* start *
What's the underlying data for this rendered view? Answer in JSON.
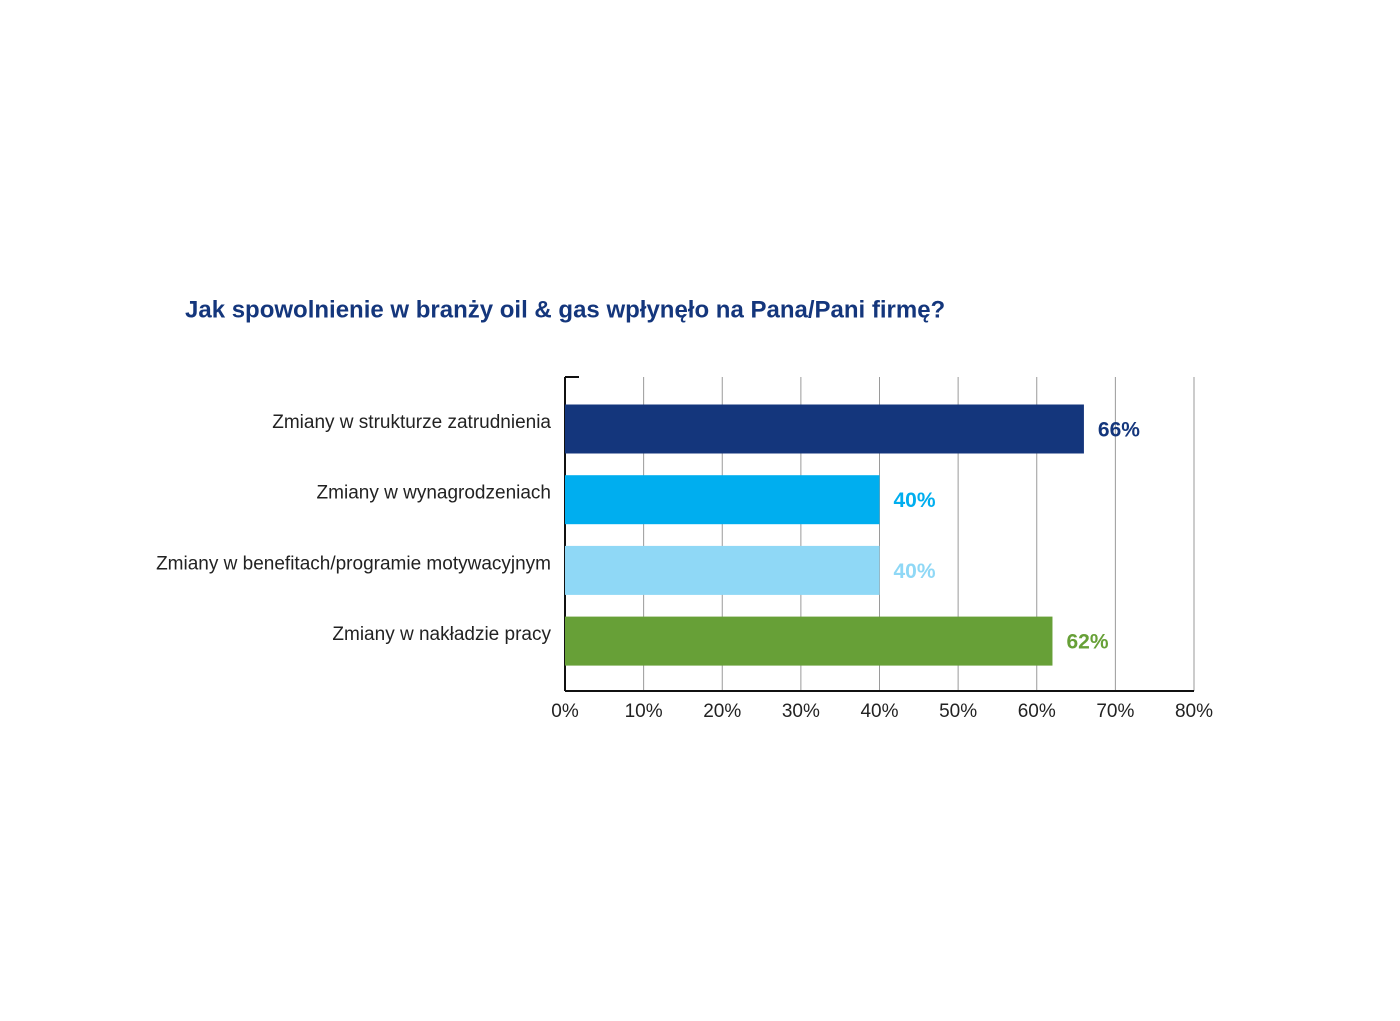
{
  "chart_data": {
    "type": "bar",
    "orientation": "horizontal",
    "title": "Jak spowolnienie w branży oil & gas wpłynęło na Pana/Pani firmę?",
    "categories": [
      "Zmiany w strukturze zatrudnienia",
      "Zmiany w wynagrodzeniach",
      "Zmiany w benefitach/programie motywacyjnym",
      "Zmiany w nakładzie pracy"
    ],
    "values": [
      66,
      40,
      40,
      62
    ],
    "value_labels": [
      "66%",
      "40%",
      "40%",
      "62%"
    ],
    "colors": [
      "#14367c",
      "#00aeef",
      "#8fd8f6",
      "#67a037"
    ],
    "xlim": [
      0,
      80
    ],
    "xticks": [
      {
        "value": 0,
        "label": "0%"
      },
      {
        "value": 10,
        "label": "10%"
      },
      {
        "value": 20,
        "label": "20%"
      },
      {
        "value": 30,
        "label": "30%"
      },
      {
        "value": 40,
        "label": "40%"
      },
      {
        "value": 50,
        "label": "50%"
      },
      {
        "value": 60,
        "label": "60%"
      },
      {
        "value": 70,
        "label": "70%"
      },
      {
        "value": 80,
        "label": "80%"
      }
    ],
    "grid": true
  }
}
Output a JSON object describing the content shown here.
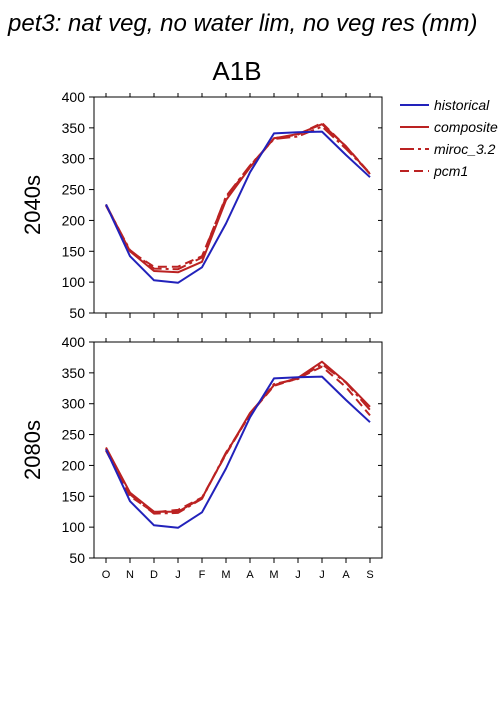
{
  "title": "pet3: nat veg, no water lim, no veg res (mm)",
  "scenario": "A1B",
  "legend": [
    "historical",
    "composite",
    "miroc_3.2",
    "pcm1"
  ],
  "colors": {
    "historical": "#2222bb",
    "projections": "#bb2222"
  },
  "chart_data": [
    {
      "type": "line",
      "row_label": "2040s",
      "categories": [
        "O",
        "N",
        "D",
        "J",
        "F",
        "M",
        "A",
        "M",
        "J",
        "J",
        "A",
        "S"
      ],
      "ylim": [
        50,
        400
      ],
      "yticks": [
        "50",
        "100",
        "150",
        "200",
        "250",
        "300",
        "350",
        "400"
      ],
      "series": [
        {
          "name": "historical",
          "values": [
            226,
            142,
            103,
            99,
            124,
            195,
            278,
            341,
            343,
            344,
            306,
            270
          ]
        },
        {
          "name": "composite",
          "values": [
            226,
            150,
            118,
            116,
            133,
            233,
            286,
            333,
            340,
            356,
            320,
            275
          ]
        },
        {
          "name": "miroc_3.2",
          "values": [
            225,
            152,
            122,
            121,
            140,
            239,
            289,
            332,
            336,
            352,
            316,
            276
          ]
        },
        {
          "name": "pcm1",
          "values": [
            224,
            150,
            125,
            125,
            142,
            237,
            288,
            333,
            339,
            358,
            320,
            276
          ]
        }
      ]
    },
    {
      "type": "line",
      "row_label": "2080s",
      "categories": [
        "O",
        "N",
        "D",
        "J",
        "F",
        "M",
        "A",
        "M",
        "J",
        "J",
        "A",
        "S"
      ],
      "ylim": [
        50,
        400
      ],
      "yticks": [
        "50",
        "100",
        "150",
        "200",
        "250",
        "300",
        "350",
        "400"
      ],
      "series": [
        {
          "name": "historical",
          "values": [
            226,
            142,
            103,
            99,
            124,
            195,
            278,
            341,
            343,
            344,
            306,
            270
          ]
        },
        {
          "name": "composite",
          "values": [
            229,
            156,
            125,
            125,
            147,
            219,
            285,
            330,
            342,
            368,
            335,
            295
          ]
        },
        {
          "name": "miroc_3.2",
          "values": [
            227,
            153,
            122,
            123,
            146,
            221,
            282,
            332,
            340,
            364,
            334,
            290
          ]
        },
        {
          "name": "pcm1",
          "values": [
            224,
            150,
            124,
            128,
            148,
            218,
            283,
            329,
            341,
            360,
            327,
            281
          ]
        }
      ]
    }
  ]
}
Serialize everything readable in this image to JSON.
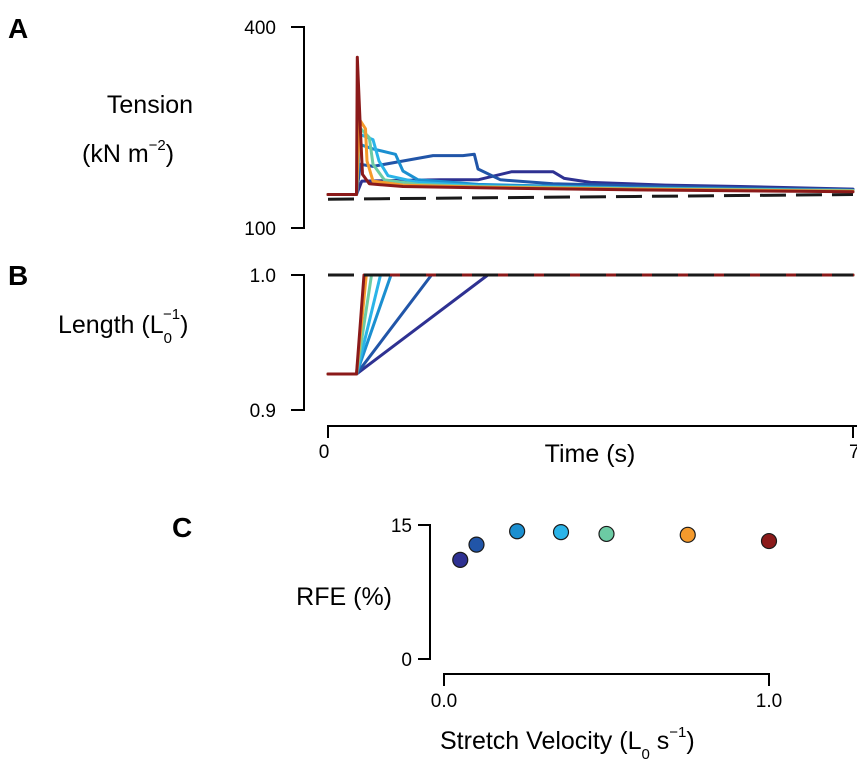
* end *
Take the data above and repeat it exactly, leaving each picture out.

What's the underlying data for this rendered view? Answer in JSON.
{
  "chart_data": {
    "type": "bar",
    "orientation": "horizontal",
    "title": "Jak spowolnienie w branży oil & gas wpłynęło na Pana/Pani firmę?",
    "categories": [
      "Zmiany w strukturze zatrudnienia",
      "Zmiany w wynagrodzeniach",
      "Zmiany w benefitach/programie motywacyjnym",
      "Zmiany w nakładzie pracy"
    ],
    "values": [
      66,
      40,
      40,
      62
    ],
    "value_labels": [
      "66%",
      "40%",
      "40%",
      "62%"
    ],
    "colors": [
      "#14367c",
      "#00aeef",
      "#8fd8f6",
      "#67a037"
    ],
    "xlim": [
      0,
      80
    ],
    "xticks": [
      {
        "value": 0,
        "label": "0%"
      },
      {
        "value": 10,
        "label": "10%"
      },
      {
        "value": 20,
        "label": "20%"
      },
      {
        "value": 30,
        "label": "30%"
      },
      {
        "value": 40,
        "label": "40%"
      },
      {
        "value": 50,
        "label": "50%"
      },
      {
        "value": 60,
        "label": "60%"
      },
      {
        "value": 70,
        "label": "70%"
      },
      {
        "value": 80,
        "label": "80%"
      }
    ],
    "grid": true
  }
}
Output a JSON object describing the content shown here.
{
  "title": "pet3: nat veg, no water lim, no veg res (mm)",
  "scenario": "A1B",
  "legend": [
    "historical",
    "composite",
    "miroc_3.2",
    "pcm1"
  ],
  "colors": {
    "historical": "#2222bb",
    "projections": "#bb2222"
  },
  "chart_data": [
    {
      "type": "line",
      "row_label": "2040s",
      "categories": [
        "O",
        "N",
        "D",
        "J",
        "F",
        "M",
        "A",
        "M",
        "J",
        "J",
        "A",
        "S"
      ],
      "ylim": [
        50,
        400
      ],
      "yticks": [
        "50",
        "100",
        "150",
        "200",
        "250",
        "300",
        "350",
        "400"
      ],
      "series": [
        {
          "name": "historical",
          "values": [
            226,
            142,
            103,
            99,
            124,
            195,
            278,
            341,
            343,
            344,
            306,
            270
          ]
        },
        {
          "name": "composite",
          "values": [
            226,
            150,
            118,
            116,
            133,
            233,
            286,
            333,
            340,
            356,
            320,
            275
          ]
        },
        {
          "name": "miroc_3.2",
          "values": [
            225,
            152,
            122,
            121,
            140,
            239,
            289,
            332,
            336,
            352,
            316,
            276
          ]
        },
        {
          "name": "pcm1",
          "values": [
            224,
            150,
            125,
            125,
            142,
            237,
            288,
            333,
            339,
            358,
            320,
            276
          ]
        }
      ]
    },
    {
      "type": "line",
      "row_label": "2080s",
      "categories": [
        "O",
        "N",
        "D",
        "J",
        "F",
        "M",
        "A",
        "M",
        "J",
        "J",
        "A",
        "S"
      ],
      "ylim": [
        50,
        400
      ],
      "yticks": [
        "50",
        "100",
        "150",
        "200",
        "250",
        "300",
        "350",
        "400"
      ],
      "series": [
        {
          "name": "historical",
          "values": [
            226,
            142,
            103,
            99,
            124,
            195,
            278,
            341,
            343,
            344,
            306,
            270
          ]
        },
        {
          "name": "composite",
          "values": [
            229,
            156,
            125,
            125,
            147,
            219,
            285,
            330,
            342,
            368,
            335,
            295
          ]
        },
        {
          "name": "miroc_3.2",
          "values": [
            227,
            153,
            122,
            123,
            146,
            221,
            282,
            332,
            340,
            364,
            334,
            290
          ]
        },
        {
          "name": "pcm1",
          "values": [
            224,
            150,
            124,
            128,
            148,
            218,
            283,
            329,
            341,
            360,
            327,
            281
          ]
        }
      ]
    }
  ]
}
Serialize everything readable in this image to JSON.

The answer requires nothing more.